EXTRACTED DATA –
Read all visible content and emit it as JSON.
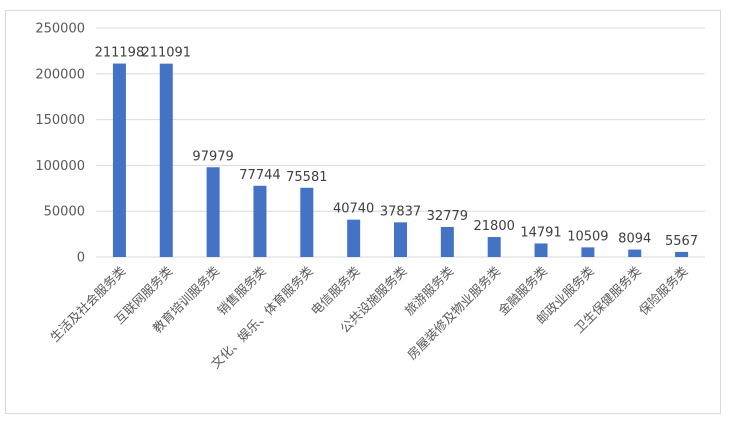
{
  "chart_data": {
    "type": "bar",
    "title": "",
    "xlabel": "",
    "ylabel": "",
    "ylim": [
      0,
      250000
    ],
    "yticks": [
      0,
      50000,
      100000,
      150000,
      200000,
      250000
    ],
    "grid": true,
    "legend": "none",
    "color": "#4472c4",
    "categories": [
      "生活及社会服务类",
      "互联网服务类",
      "教育培训服务类",
      "销售服务类",
      "文化、娱乐、体育服务类",
      "电信服务类",
      "公共设施服务类",
      "旅游服务类",
      "房屋装修及物业服务类",
      "金融服务类",
      "邮政业服务类",
      "卫生保健服务类",
      "保险服务类"
    ],
    "values": [
      211198,
      211091,
      97979,
      77744,
      75581,
      40740,
      37837,
      32779,
      21800,
      14791,
      10509,
      8094,
      5567
    ]
  }
}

EXERCISE BRIEF –
Copy all of the entries verbatim, leaving out any pictures they contain.

SOLUTION –
Read all visible content and emit it as JSON.
{
  "chart_data": {
    "type": "bar",
    "title": "",
    "xlabel": "",
    "ylabel": "",
    "ylim": [
      0,
      250000
    ],
    "yticks": [
      0,
      50000,
      100000,
      150000,
      200000,
      250000
    ],
    "grid": true,
    "legend": "none",
    "color": "#4472c4",
    "categories": [
      "生活及社会服务类",
      "互联网服务类",
      "教育培训服务类",
      "销售服务类",
      "文化、娱乐、体育服务类",
      "电信服务类",
      "公共设施服务类",
      "旅游服务类",
      "房屋装修及物业服务类",
      "金融服务类",
      "邮政业服务类",
      "卫生保健服务类",
      "保险服务类"
    ],
    "values": [
      211198,
      211091,
      97979,
      77744,
      75581,
      40740,
      37837,
      32779,
      21800,
      14791,
      10509,
      8094,
      5567
    ]
  }
}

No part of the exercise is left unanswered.